Annotated element listings
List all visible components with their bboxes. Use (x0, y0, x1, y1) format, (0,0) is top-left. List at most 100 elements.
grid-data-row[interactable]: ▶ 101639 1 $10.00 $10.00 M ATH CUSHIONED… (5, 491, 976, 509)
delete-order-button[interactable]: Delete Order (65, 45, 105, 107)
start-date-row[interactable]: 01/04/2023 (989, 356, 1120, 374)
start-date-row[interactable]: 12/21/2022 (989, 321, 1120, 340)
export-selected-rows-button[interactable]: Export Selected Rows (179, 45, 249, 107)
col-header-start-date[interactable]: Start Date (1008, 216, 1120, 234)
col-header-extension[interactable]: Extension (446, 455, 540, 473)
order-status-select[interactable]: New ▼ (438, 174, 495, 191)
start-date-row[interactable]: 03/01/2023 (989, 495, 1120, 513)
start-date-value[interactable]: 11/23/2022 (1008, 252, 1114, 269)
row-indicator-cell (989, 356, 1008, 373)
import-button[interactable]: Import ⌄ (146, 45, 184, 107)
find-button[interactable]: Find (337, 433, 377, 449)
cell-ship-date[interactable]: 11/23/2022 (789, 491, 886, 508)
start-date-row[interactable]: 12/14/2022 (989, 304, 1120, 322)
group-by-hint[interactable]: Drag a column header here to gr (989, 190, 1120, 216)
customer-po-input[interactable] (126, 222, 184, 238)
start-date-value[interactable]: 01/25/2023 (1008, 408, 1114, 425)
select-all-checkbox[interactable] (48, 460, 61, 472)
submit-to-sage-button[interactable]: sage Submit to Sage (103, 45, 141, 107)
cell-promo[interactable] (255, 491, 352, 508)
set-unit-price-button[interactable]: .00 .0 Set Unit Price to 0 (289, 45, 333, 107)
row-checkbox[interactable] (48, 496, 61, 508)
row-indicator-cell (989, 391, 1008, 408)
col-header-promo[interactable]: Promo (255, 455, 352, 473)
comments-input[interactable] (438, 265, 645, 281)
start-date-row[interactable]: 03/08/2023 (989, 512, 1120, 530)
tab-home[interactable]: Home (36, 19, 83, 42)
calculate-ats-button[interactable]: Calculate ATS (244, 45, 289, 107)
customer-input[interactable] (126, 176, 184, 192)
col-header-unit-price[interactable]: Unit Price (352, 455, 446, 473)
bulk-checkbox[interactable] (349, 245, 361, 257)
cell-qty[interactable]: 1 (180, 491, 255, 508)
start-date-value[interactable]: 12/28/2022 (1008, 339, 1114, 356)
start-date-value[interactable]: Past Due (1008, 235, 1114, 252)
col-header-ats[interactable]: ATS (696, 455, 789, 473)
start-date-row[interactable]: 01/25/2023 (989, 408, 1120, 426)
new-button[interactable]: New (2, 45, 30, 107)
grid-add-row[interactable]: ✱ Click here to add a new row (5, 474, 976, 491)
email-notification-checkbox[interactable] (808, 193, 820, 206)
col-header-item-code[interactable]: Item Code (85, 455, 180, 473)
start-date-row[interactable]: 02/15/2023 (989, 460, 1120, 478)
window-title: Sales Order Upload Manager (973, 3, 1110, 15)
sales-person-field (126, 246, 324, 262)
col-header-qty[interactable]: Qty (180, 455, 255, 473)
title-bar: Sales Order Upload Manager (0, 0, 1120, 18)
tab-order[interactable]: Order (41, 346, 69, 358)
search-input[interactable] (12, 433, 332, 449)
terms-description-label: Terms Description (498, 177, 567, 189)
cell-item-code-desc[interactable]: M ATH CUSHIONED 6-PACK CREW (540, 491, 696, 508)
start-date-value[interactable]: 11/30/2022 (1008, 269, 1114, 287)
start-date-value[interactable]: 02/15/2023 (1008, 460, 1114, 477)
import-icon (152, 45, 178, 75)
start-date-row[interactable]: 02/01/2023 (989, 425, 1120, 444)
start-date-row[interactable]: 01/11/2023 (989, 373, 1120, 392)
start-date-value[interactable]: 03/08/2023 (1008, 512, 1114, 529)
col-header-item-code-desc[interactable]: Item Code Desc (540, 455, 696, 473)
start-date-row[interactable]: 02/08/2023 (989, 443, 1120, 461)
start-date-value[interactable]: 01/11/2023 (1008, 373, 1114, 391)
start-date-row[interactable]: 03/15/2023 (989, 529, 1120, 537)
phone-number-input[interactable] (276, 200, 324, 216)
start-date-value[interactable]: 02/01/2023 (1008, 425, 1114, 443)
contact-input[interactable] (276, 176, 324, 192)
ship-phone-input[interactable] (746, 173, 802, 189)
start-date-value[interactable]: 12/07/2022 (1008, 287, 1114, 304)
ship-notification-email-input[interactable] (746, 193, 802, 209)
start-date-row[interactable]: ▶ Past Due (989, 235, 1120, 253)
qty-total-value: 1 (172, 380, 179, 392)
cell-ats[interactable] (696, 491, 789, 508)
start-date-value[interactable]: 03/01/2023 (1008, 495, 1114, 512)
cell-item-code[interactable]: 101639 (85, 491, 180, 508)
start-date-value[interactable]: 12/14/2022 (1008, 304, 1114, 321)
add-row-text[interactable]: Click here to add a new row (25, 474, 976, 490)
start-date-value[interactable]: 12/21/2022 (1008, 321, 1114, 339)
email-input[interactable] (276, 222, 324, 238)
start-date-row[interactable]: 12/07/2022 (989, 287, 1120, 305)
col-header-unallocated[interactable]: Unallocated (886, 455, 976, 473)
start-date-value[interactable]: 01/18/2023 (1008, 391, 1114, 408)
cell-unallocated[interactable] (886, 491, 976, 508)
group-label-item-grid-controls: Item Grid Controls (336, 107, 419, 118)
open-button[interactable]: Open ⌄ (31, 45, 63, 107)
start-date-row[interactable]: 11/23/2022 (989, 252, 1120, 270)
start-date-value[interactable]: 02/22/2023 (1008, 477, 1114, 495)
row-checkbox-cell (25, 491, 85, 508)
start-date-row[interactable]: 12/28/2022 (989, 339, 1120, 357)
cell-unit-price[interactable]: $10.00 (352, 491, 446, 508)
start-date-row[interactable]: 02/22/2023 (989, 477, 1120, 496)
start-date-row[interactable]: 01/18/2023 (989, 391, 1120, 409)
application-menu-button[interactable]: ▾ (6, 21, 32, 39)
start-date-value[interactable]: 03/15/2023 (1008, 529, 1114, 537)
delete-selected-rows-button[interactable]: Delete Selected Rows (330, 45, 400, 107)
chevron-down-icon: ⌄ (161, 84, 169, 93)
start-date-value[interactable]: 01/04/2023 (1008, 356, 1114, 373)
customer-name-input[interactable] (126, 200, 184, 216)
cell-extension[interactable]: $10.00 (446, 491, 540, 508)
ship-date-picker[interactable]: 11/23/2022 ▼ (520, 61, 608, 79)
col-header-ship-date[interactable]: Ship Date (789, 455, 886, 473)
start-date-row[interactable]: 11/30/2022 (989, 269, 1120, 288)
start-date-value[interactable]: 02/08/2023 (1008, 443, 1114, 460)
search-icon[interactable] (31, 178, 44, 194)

- _What to work on_
Duplicate every line of the items above without any changes.

- _Result for this task_
List all visible components with their bboxes. Use (x0, y0, x1, y1) format, (0,0) is top-left. List at most 100 elements.
grid-data-row[interactable]: ▶ 101639 1 $10.00 $10.00 M ATH CUSHIONED… (5, 491, 976, 509)
delete-order-button[interactable]: Delete Order (65, 45, 105, 107)
start-date-row[interactable]: 01/04/2023 (989, 356, 1120, 374)
start-date-row[interactable]: 12/21/2022 (989, 321, 1120, 340)
export-selected-rows-button[interactable]: Export Selected Rows (179, 45, 249, 107)
col-header-start-date[interactable]: Start Date (1008, 216, 1120, 234)
col-header-extension[interactable]: Extension (446, 455, 540, 473)
order-status-select[interactable]: New ▼ (438, 174, 495, 191)
start-date-row[interactable]: 03/01/2023 (989, 495, 1120, 513)
start-date-value[interactable]: 11/23/2022 (1008, 252, 1114, 269)
row-indicator-cell (989, 356, 1008, 373)
import-button[interactable]: Import ⌄ (146, 45, 184, 107)
find-button[interactable]: Find (337, 433, 377, 449)
cell-ship-date[interactable]: 11/23/2022 (789, 491, 886, 508)
start-date-row[interactable]: 12/14/2022 (989, 304, 1120, 322)
group-by-hint[interactable]: Drag a column header here to gr (989, 190, 1120, 216)
customer-po-input[interactable] (126, 222, 184, 238)
start-date-value[interactable]: 01/25/2023 (1008, 408, 1114, 425)
select-all-checkbox[interactable] (48, 460, 61, 472)
submit-to-sage-button[interactable]: sage Submit to Sage (103, 45, 141, 107)
cell-promo[interactable] (255, 491, 352, 508)
set-unit-price-button[interactable]: .00 .0 Set Unit Price to 0 (289, 45, 333, 107)
row-checkbox[interactable] (48, 496, 61, 508)
row-indicator-cell (989, 391, 1008, 408)
col-header-promo[interactable]: Promo (255, 455, 352, 473)
comments-input[interactable] (438, 265, 645, 281)
start-date-row[interactable]: 03/08/2023 (989, 512, 1120, 530)
tab-home[interactable]: Home (36, 19, 83, 42)
calculate-ats-button[interactable]: Calculate ATS (244, 45, 289, 107)
customer-input[interactable] (126, 176, 184, 192)
col-header-unit-price[interactable]: Unit Price (352, 455, 446, 473)
bulk-checkbox[interactable] (349, 245, 361, 257)
cell-qty[interactable]: 1 (180, 491, 255, 508)
start-date-value[interactable]: 12/28/2022 (1008, 339, 1114, 356)
start-date-value[interactable]: Past Due (1008, 235, 1114, 252)
col-header-ats[interactable]: ATS (696, 455, 789, 473)
start-date-row[interactable]: 01/25/2023 (989, 408, 1120, 426)
new-button[interactable]: New (2, 45, 30, 107)
grid-add-row[interactable]: ✱ Click here to add a new row (5, 474, 976, 491)
email-notification-checkbox[interactable] (808, 193, 820, 206)
col-header-item-code[interactable]: Item Code (85, 455, 180, 473)
start-date-row[interactable]: 02/15/2023 (989, 460, 1120, 478)
window-title: Sales Order Upload Manager (973, 3, 1110, 15)
sales-person-field (126, 246, 324, 262)
col-header-qty[interactable]: Qty (180, 455, 255, 473)
title-bar: Sales Order Upload Manager (0, 0, 1120, 18)
tab-order[interactable]: Order (41, 346, 69, 358)
search-input[interactable] (12, 433, 332, 449)
terms-description-label: Terms Description (498, 177, 567, 189)
cell-item-code-desc[interactable]: M ATH CUSHIONED 6-PACK CREW (540, 491, 696, 508)
start-date-value[interactable]: 11/30/2022 (1008, 269, 1114, 287)
start-date-value[interactable]: 02/15/2023 (1008, 460, 1114, 477)
import-icon (152, 45, 178, 75)
start-date-row[interactable]: 02/01/2023 (989, 425, 1120, 444)
start-date-row[interactable]: 01/11/2023 (989, 373, 1120, 392)
start-date-value[interactable]: 03/08/2023 (1008, 512, 1114, 529)
col-header-item-code-desc[interactable]: Item Code Desc (540, 455, 696, 473)
start-date-row[interactable]: 02/08/2023 (989, 443, 1120, 461)
start-date-value[interactable]: 01/11/2023 (1008, 373, 1114, 391)
start-date-row[interactable]: 03/15/2023 (989, 529, 1120, 537)
phone-number-input[interactable] (276, 200, 324, 216)
start-date-value[interactable]: 02/01/2023 (1008, 425, 1114, 443)
contact-input[interactable] (276, 176, 324, 192)
ship-phone-input[interactable] (746, 173, 802, 189)
start-date-value[interactable]: 12/07/2022 (1008, 287, 1114, 304)
ship-notification-email-input[interactable] (746, 193, 802, 209)
start-date-row[interactable]: ▶ Past Due (989, 235, 1120, 253)
qty-total-value: 1 (172, 380, 179, 392)
cell-ats[interactable] (696, 491, 789, 508)
start-date-value[interactable]: 03/01/2023 (1008, 495, 1114, 512)
cell-item-code[interactable]: 101639 (85, 491, 180, 508)
start-date-value[interactable]: 12/14/2022 (1008, 304, 1114, 321)
add-row-text[interactable]: Click here to add a new row (25, 474, 976, 490)
start-date-value[interactable]: 12/21/2022 (1008, 321, 1114, 339)
email-input[interactable] (276, 222, 324, 238)
start-date-row[interactable]: 12/07/2022 (989, 287, 1120, 305)
col-header-unallocated[interactable]: Unallocated (886, 455, 976, 473)
start-date-value[interactable]: 01/18/2023 (1008, 391, 1114, 408)
cell-unallocated[interactable] (886, 491, 976, 508)
group-label-item-grid-controls: Item Grid Controls (336, 107, 419, 118)
open-button[interactable]: Open ⌄ (31, 45, 63, 107)
start-date-row[interactable]: 11/23/2022 (989, 252, 1120, 270)
start-date-value[interactable]: 02/22/2023 (1008, 477, 1114, 495)
row-checkbox-cell (25, 491, 85, 508)
start-date-row[interactable]: 12/28/2022 (989, 339, 1120, 357)
cell-unit-price[interactable]: $10.00 (352, 491, 446, 508)
start-date-row[interactable]: 02/22/2023 (989, 477, 1120, 496)
start-date-row[interactable]: 01/18/2023 (989, 391, 1120, 409)
application-menu-button[interactable]: ▾ (6, 21, 32, 39)
start-date-value[interactable]: 03/15/2023 (1008, 529, 1114, 537)
delete-selected-rows-button[interactable]: Delete Selected Rows (330, 45, 400, 107)
chevron-down-icon: ⌄ (161, 84, 169, 93)
start-date-value[interactable]: 01/04/2023 (1008, 356, 1114, 373)
customer-name-input[interactable] (126, 200, 184, 216)
cell-extension[interactable]: $10.00 (446, 491, 540, 508)
ship-date-picker[interactable]: 11/23/2022 ▼ (520, 61, 608, 79)
col-header-ship-date[interactable]: Ship Date (789, 455, 886, 473)
start-date-row[interactable]: 11/30/2022 (989, 269, 1120, 288)
start-date-value[interactable]: 02/08/2023 (1008, 443, 1114, 460)
search-icon[interactable] (31, 178, 44, 194)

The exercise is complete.